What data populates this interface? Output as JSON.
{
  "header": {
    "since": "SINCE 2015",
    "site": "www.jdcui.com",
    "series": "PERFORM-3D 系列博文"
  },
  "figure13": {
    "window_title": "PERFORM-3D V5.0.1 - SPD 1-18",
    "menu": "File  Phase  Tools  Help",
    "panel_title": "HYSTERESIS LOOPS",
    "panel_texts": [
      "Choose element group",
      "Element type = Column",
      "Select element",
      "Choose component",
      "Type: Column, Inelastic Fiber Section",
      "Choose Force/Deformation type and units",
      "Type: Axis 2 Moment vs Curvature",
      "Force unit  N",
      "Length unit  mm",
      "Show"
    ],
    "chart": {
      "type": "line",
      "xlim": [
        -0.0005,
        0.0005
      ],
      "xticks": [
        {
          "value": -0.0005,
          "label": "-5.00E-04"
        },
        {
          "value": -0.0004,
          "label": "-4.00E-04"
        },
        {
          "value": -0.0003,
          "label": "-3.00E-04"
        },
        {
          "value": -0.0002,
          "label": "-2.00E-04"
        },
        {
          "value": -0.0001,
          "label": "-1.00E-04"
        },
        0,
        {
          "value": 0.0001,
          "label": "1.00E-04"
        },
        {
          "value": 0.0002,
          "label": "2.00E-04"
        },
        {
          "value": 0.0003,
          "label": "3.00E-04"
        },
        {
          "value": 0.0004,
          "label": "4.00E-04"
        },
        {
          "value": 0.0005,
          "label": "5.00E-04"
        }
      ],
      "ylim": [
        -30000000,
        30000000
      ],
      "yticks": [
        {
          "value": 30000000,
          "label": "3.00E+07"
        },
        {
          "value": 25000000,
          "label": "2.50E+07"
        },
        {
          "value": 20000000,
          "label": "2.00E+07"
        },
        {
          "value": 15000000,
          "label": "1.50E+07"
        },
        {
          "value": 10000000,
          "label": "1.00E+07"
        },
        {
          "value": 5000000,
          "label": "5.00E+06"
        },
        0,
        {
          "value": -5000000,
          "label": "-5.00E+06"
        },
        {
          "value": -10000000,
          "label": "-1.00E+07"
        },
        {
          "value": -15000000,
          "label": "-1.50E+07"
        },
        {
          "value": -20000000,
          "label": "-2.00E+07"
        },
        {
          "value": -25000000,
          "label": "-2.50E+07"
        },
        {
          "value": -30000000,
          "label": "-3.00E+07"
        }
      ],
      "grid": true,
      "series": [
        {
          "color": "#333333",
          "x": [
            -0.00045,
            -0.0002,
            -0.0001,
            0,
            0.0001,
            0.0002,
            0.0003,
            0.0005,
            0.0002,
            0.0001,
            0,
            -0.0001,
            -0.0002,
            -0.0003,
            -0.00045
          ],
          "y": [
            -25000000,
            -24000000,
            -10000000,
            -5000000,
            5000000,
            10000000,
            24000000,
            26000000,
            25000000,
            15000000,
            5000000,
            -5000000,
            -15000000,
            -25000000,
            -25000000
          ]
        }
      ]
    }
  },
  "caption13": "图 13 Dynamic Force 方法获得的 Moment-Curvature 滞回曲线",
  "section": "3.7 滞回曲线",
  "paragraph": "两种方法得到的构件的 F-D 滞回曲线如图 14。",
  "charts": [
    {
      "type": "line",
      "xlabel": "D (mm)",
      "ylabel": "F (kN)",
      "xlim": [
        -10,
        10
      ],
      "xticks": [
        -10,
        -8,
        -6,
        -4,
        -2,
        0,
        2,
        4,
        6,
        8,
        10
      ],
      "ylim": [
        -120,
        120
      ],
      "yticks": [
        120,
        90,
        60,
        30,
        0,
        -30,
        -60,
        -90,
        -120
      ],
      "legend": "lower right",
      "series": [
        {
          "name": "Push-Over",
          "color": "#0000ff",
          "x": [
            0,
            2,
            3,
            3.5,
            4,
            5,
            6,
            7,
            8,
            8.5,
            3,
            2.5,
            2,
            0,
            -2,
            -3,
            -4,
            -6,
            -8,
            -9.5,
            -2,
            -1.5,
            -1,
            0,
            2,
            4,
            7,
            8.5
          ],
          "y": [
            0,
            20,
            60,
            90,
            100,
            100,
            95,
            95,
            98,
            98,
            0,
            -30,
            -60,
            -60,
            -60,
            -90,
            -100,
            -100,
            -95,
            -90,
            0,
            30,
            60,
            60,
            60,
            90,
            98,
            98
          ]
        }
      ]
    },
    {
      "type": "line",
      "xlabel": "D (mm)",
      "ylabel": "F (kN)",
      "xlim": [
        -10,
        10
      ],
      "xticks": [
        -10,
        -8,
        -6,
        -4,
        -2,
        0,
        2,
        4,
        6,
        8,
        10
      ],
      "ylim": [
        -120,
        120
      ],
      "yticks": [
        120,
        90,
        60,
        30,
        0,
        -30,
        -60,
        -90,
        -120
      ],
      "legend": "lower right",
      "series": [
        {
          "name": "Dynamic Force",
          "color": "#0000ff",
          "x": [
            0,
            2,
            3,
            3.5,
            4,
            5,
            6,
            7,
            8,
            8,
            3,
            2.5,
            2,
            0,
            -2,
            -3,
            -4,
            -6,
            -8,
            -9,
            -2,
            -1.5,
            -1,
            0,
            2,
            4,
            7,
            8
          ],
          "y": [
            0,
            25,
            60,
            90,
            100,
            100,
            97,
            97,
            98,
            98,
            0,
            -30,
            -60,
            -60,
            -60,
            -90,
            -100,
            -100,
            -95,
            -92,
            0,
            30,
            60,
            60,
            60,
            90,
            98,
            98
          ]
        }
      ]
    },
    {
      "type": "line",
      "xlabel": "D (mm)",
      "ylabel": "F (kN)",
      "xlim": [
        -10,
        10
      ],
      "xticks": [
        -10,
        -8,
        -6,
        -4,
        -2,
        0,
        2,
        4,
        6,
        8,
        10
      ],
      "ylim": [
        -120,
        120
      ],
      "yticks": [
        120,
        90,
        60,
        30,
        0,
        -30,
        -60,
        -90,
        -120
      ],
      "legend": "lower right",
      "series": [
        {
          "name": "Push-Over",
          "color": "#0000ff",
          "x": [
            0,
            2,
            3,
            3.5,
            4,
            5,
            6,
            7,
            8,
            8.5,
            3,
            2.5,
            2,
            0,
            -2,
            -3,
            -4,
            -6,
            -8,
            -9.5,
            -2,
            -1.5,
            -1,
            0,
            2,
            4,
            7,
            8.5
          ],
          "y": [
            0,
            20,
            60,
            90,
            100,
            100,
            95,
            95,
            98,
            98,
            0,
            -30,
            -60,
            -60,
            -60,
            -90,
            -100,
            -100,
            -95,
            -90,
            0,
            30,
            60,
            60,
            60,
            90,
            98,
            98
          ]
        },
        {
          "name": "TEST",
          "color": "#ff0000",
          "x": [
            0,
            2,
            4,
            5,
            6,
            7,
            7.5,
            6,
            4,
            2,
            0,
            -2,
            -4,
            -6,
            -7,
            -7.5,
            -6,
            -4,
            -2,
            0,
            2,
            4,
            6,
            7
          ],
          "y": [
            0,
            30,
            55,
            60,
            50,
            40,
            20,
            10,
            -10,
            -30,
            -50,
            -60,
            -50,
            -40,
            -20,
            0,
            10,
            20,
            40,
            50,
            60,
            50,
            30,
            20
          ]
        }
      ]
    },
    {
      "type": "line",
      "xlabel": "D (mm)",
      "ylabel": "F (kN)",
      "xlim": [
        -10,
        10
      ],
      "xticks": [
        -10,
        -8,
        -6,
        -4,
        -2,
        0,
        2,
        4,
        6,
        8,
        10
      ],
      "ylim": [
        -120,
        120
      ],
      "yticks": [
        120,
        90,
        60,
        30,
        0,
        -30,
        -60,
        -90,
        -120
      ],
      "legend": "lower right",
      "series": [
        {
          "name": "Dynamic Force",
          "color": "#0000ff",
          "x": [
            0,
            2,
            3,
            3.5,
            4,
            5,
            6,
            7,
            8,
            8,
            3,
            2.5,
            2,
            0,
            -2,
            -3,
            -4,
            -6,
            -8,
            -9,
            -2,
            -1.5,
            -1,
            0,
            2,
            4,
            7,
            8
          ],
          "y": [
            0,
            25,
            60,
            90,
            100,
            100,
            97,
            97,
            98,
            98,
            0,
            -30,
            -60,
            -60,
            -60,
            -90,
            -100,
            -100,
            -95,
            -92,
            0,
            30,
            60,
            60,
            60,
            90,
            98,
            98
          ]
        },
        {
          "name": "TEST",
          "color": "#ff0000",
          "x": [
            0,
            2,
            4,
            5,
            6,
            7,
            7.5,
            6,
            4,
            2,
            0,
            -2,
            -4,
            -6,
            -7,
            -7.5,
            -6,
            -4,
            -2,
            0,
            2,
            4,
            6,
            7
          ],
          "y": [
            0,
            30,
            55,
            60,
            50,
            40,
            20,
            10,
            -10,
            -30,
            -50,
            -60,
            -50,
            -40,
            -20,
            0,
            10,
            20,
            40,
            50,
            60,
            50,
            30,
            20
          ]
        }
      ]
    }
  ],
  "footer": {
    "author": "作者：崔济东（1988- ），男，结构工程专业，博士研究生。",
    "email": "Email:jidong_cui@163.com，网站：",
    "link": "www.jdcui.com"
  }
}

━━━━━━━━━━━━━━━━━━━━

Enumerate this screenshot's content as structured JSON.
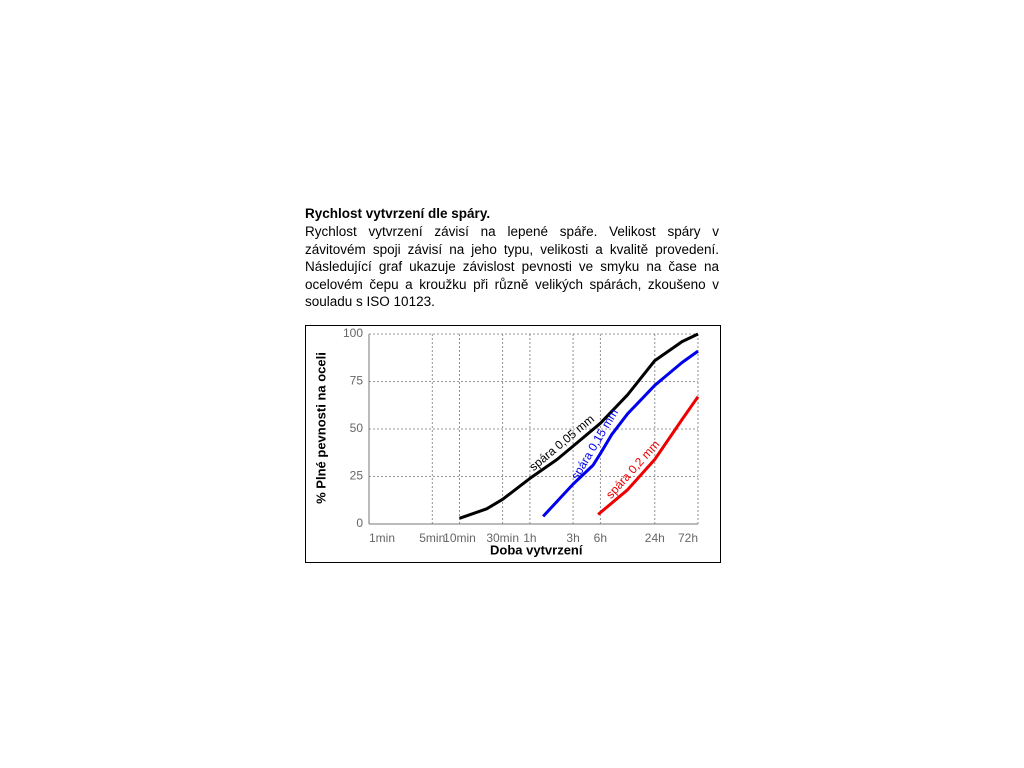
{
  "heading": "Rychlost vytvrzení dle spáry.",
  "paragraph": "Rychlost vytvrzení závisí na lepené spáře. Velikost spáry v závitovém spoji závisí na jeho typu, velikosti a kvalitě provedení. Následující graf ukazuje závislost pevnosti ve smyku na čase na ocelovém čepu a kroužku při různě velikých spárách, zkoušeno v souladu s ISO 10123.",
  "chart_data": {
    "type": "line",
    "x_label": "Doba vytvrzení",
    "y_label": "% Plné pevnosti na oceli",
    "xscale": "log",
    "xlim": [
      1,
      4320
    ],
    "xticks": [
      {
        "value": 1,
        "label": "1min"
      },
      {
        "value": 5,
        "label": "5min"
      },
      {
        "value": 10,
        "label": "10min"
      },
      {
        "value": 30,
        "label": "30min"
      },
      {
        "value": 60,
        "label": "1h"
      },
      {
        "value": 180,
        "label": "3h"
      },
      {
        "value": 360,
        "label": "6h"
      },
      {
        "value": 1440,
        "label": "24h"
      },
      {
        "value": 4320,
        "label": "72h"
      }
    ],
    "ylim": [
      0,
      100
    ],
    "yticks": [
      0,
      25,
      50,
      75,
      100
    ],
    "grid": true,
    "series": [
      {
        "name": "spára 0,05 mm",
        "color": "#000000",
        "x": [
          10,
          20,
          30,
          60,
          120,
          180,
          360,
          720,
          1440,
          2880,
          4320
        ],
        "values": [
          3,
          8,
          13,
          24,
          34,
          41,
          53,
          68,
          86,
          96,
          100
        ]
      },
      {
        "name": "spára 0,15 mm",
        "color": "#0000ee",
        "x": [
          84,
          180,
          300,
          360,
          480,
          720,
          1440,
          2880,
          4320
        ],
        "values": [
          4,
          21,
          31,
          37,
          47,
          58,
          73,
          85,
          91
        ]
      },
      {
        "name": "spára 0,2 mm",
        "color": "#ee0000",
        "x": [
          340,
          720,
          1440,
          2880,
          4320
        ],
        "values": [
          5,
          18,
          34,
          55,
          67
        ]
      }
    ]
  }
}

━━━━━━━━━━━━━━━━━━━━

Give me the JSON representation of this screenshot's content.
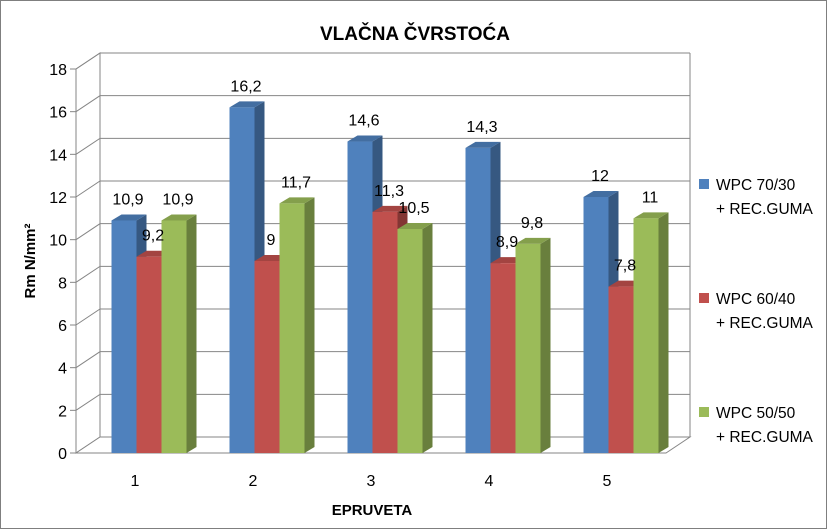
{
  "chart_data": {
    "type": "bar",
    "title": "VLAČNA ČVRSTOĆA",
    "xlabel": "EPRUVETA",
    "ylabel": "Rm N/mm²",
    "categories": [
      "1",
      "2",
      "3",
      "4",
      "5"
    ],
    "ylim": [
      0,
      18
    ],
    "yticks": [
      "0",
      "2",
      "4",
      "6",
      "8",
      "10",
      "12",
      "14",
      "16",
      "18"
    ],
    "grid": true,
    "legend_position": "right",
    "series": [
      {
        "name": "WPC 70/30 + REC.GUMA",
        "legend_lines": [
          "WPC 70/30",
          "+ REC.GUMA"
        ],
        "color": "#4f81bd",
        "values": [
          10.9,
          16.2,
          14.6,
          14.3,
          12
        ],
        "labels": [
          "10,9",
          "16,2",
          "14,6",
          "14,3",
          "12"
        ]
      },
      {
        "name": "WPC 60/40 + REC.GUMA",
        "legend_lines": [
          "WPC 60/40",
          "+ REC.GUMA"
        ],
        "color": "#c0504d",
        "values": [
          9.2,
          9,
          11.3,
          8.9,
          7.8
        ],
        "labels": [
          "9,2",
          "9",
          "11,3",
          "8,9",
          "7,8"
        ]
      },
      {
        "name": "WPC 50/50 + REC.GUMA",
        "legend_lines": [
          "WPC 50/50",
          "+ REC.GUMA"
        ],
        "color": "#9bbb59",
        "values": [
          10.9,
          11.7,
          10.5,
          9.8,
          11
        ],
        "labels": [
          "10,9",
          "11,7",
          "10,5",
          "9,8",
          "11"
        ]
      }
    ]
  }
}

━━━━━━━━━━━━━━━━━━━━

__Written instruction__
Go through the material above and copy each line that has the word "spára".

__Response to this exercise__
        "name": "spára 0,05 mm",
        "name": "spára 0,15 mm",
        "name": "spára 0,2 mm",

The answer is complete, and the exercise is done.